• Records contained in a dataset:

## start

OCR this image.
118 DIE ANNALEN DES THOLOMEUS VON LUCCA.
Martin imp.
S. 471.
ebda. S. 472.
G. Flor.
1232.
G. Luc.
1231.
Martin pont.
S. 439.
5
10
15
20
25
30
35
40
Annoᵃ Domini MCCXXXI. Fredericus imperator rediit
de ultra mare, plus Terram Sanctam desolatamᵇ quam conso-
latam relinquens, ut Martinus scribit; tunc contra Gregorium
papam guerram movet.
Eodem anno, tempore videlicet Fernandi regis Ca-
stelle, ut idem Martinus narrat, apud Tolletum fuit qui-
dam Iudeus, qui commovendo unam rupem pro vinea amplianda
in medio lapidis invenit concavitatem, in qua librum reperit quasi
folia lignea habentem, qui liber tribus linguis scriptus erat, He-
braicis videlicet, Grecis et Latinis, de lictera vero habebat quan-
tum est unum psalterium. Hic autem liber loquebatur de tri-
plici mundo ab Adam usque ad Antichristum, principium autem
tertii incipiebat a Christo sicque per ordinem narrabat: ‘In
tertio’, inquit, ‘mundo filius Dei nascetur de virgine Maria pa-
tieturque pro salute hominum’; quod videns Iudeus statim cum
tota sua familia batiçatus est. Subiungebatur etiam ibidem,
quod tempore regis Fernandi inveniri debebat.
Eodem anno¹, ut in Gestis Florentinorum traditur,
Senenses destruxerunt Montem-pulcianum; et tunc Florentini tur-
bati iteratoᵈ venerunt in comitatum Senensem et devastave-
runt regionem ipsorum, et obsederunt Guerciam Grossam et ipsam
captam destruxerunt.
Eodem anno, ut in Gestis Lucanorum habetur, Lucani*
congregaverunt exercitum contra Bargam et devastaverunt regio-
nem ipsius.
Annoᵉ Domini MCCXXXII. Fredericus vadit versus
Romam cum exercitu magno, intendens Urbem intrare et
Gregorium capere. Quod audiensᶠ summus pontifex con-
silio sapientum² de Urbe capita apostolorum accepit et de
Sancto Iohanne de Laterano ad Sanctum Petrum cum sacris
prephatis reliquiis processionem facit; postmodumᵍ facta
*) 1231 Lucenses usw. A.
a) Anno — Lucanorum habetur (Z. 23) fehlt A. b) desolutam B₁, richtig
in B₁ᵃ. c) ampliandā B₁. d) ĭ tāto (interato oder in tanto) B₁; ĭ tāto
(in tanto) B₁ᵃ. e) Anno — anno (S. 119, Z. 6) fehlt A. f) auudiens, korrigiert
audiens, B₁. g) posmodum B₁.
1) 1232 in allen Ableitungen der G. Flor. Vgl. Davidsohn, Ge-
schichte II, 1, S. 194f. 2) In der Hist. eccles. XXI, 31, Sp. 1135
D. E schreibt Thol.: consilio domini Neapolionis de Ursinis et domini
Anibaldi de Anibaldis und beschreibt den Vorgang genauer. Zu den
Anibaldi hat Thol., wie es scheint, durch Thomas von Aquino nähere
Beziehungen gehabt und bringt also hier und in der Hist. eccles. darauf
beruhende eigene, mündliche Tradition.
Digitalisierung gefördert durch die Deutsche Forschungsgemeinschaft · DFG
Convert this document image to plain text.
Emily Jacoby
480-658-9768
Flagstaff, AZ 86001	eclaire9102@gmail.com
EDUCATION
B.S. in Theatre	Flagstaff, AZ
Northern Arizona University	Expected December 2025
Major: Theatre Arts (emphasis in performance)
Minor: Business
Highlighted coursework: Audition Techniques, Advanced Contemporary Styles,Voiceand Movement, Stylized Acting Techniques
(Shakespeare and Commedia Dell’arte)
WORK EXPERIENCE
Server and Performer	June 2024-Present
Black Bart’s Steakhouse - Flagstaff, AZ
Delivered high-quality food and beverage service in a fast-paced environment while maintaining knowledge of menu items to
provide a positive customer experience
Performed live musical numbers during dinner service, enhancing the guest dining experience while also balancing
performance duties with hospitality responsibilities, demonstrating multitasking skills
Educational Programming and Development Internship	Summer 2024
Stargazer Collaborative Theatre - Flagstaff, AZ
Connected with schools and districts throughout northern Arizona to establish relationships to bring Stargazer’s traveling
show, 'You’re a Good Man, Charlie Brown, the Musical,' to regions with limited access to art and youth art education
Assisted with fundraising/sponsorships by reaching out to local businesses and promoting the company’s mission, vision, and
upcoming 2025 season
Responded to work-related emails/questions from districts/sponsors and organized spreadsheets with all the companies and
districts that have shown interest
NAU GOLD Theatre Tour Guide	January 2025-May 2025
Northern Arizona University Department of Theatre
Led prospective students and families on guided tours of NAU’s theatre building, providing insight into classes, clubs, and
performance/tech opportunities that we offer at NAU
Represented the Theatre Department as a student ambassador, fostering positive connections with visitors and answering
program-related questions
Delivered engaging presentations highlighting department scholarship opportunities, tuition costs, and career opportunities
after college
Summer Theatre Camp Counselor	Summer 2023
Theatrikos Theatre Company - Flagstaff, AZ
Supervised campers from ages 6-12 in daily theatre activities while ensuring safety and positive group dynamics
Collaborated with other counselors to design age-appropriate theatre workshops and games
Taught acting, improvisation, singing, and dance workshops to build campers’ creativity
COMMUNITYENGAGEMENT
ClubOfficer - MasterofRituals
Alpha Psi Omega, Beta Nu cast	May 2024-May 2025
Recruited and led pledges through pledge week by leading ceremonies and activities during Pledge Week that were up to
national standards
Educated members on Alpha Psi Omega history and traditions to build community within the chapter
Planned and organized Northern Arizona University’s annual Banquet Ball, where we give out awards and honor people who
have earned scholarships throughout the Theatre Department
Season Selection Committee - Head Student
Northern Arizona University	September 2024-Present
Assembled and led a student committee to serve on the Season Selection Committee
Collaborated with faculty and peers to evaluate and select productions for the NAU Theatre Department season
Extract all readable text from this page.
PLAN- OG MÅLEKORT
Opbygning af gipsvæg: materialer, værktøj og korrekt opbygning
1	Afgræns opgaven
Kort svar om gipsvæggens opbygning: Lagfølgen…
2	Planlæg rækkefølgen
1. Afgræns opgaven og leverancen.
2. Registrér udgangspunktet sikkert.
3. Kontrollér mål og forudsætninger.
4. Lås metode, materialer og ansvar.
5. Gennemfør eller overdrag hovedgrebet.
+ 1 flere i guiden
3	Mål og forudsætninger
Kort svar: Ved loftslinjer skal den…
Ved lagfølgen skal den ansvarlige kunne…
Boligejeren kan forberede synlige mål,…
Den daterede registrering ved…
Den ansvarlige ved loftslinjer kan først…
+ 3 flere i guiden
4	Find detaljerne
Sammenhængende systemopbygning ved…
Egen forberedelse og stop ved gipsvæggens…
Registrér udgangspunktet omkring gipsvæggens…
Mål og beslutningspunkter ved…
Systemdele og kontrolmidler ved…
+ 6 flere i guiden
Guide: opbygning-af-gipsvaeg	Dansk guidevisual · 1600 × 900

## end

• DIRECTIONS:
Using the material above, print every entry exactly as written.

• SOLUTION:
OCR this image.
118 DIE ANNALEN DES THOLOMEUS VON LUCCA.
Martin imp.
S. 471.
ebda. S. 472.
G. Flor.
1232.
G. Luc.
1231.
Martin pont.
S. 439.
5
10
15
20
25
30
35
40
Annoᵃ Domini MCCXXXI. Fredericus imperator rediit
de ultra mare, plus Terram Sanctam desolatamᵇ quam conso-
latam relinquens, ut Martinus scribit; tunc contra Gregorium
papam guerram movet.
Eodem anno, tempore videlicet Fernandi regis Ca-
stelle, ut idem Martinus narrat, apud Tolletum fuit qui-
dam Iudeus, qui commovendo unam rupem pro vinea amplianda
in medio lapidis invenit concavitatem, in qua librum reperit quasi
folia lignea habentem, qui liber tribus linguis scriptus erat, He-
braicis videlicet, Grecis et Latinis, de lictera vero habebat quan-
tum est unum psalterium. Hic autem liber loquebatur de tri-
plici mundo ab Adam usque ad Antichristum, principium autem
tertii incipiebat a Christo sicque per ordinem narrabat: ‘In
tertio’, inquit, ‘mundo filius Dei nascetur de virgine Maria pa-
tieturque pro salute hominum’; quod videns Iudeus statim cum
tota sua familia batiçatus est. Subiungebatur etiam ibidem,
quod tempore regis Fernandi inveniri debebat.
Eodem anno¹, ut in Gestis Florentinorum traditur,
Senenses destruxerunt Montem-pulcianum; et tunc Florentini tur-
bati iteratoᵈ venerunt in comitatum Senensem et devastave-
runt regionem ipsorum, et obsederunt Guerciam Grossam et ipsam
captam destruxerunt.
Eodem anno, ut in Gestis Lucanorum habetur, Lucani*
congregaverunt exercitum contra Bargam et devastaverunt regio-
nem ipsius.
Annoᵉ Domini MCCXXXII. Fredericus vadit versus
Romam cum exercitu magno, intendens Urbem intrare et
Gregorium capere. Quod audiensᶠ summus pontifex con-
silio sapientum² de Urbe capita apostolorum accepit et de
Sancto Iohanne de Laterano ad Sanctum Petrum cum sacris
prephatis reliquiis processionem facit; postmodumᵍ facta
*) 1231 Lucenses usw. A.
a) Anno — Lucanorum habetur (Z. 23) fehlt A. b) desolutam B₁, richtig
in B₁ᵃ. c) ampliandā B₁. d) ĭ tāto (interato oder in tanto) B₁; ĭ tāto
(in tanto) B₁ᵃ. e) Anno — anno (S. 119, Z. 6) fehlt A. f) auudiens, korrigiert
audiens, B₁. g) posmodum B₁.
1) 1232 in allen Ableitungen der G. Flor. Vgl. Davidsohn, Ge-
schichte II, 1, S. 194f. 2) In der Hist. eccles. XXI, 31, Sp. 1135
D. E schreibt Thol.: consilio domini Neapolionis de Ursinis et domini
Anibaldi de Anibaldis und beschreibt den Vorgang genauer. Zu den
Anibaldi hat Thol., wie es scheint, durch Thomas von Aquino nähere
Beziehungen gehabt und bringt also hier und in der Hist. eccles. darauf
beruhende eigene, mündliche Tradition.
Digitalisierung gefördert durch die Deutsche Forschungsgemeinschaft · DFG
Convert this document image to plain text.
Emily Jacoby
480-658-9768
Flagstaff, AZ 86001	eclaire9102@gmail.com
EDUCATION
B.S. in Theatre	Flagstaff, AZ
Northern Arizona University	Expected December 2025
Major: Theatre Arts (emphasis in performance)
Minor: Business
Highlighted coursework: Audition Techniques, Advanced Contemporary Styles,Voiceand Movement, Stylized Acting Techniques
(Shakespeare and Commedia Dell’arte)
WORK EXPERIENCE
Server and Performer	June 2024-Present
Black Bart’s Steakhouse - Flagstaff, AZ
Delivered high-quality food and beverage service in a fast-paced environment while maintaining knowledge of menu items to
provide a positive customer experience
Performed live musical numbers during dinner service, enhancing the guest dining experience while also balancing
performance duties with hospitality responsibilities, demonstrating multitasking skills
Educational Programming and Development Internship	Summer 2024
Stargazer Collaborative Theatre - Flagstaff, AZ
Connected with schools and districts throughout northern Arizona to establish relationships to bring Stargazer’s traveling
show, 'You’re a Good Man, Charlie Brown, the Musical,' to regions with limited access to art and youth art education
Assisted with fundraising/sponsorships by reaching out to local businesses and promoting the company’s mission, vision, and
upcoming 2025 season
Responded to work-related emails/questions from districts/sponsors and organized spreadsheets with all the companies and
districts that have shown interest
NAU GOLD Theatre Tour Guide	January 2025-May 2025
Northern Arizona University Department of Theatre
Led prospective students and families on guided tours of NAU’s theatre building, providing insight into classes, clubs, and
performance/tech opportunities that we offer at NAU
Represented the Theatre Department as a student ambassador, fostering positive connections with visitors and answering
program-related questions
Delivered engaging presentations highlighting department scholarship opportunities, tuition costs, and career opportunities
after college
Summer Theatre Camp Counselor	Summer 2023
Theatrikos Theatre Company - Flagstaff, AZ
Supervised campers from ages 6-12 in daily theatre activities while ensuring safety and positive group dynamics
Collaborated with other counselors to design age-appropriate theatre workshops and games
Taught acting, improvisation, singing, and dance workshops to build campers’ creativity
COMMUNITYENGAGEMENT
ClubOfficer - MasterofRituals
Alpha Psi Omega, Beta Nu cast	May 2024-May 2025
Recruited and led pledges through pledge week by leading ceremonies and activities during Pledge Week that were up to
national standards
Educated members on Alpha Psi Omega history and traditions to build community within the chapter
Planned and organized Northern Arizona University’s annual Banquet Ball, where we give out awards and honor people who
have earned scholarships throughout the Theatre Department
Season Selection Committee - Head Student
Northern Arizona University	September 2024-Present
Assembled and led a student committee to serve on the Season Selection Committee
Collaborated with faculty and peers to evaluate and select productions for the NAU Theatre Department season
Extract all readable text from this page.
PLAN- OG MÅLEKORT
Opbygning af gipsvæg: materialer, værktøj og korrekt opbygning
1	Afgræns opgaven
Kort svar om gipsvæggens opbygning: Lagfølgen…
2	Planlæg rækkefølgen
1. Afgræns opgaven og leverancen.
2. Registrér udgangspunktet sikkert.
3. Kontrollér mål og forudsætninger.
4. Lås metode, materialer og ansvar.
5. Gennemfør eller overdrag hovedgrebet.
+ 1 flere i guiden
3	Mål og forudsætninger
Kort svar: Ved loftslinjer skal den…
Ved lagfølgen skal den ansvarlige kunne…
Boligejeren kan forberede synlige mål,…
Den daterede registrering ved…
Den ansvarlige ved loftslinjer kan først…
+ 3 flere i guiden
4	Find detaljerne
Sammenhængende systemopbygning ved…
Egen forberedelse og stop ved gipsvæggens…
Registrér udgangspunktet omkring gipsvæggens…
Mål og beslutningspunkter ved…
Systemdele og kontrolmidler ved…
+ 6 flere i guiden
Guide: opbygning-af-gipsvaeg	Dansk guidevisual · 1600 × 900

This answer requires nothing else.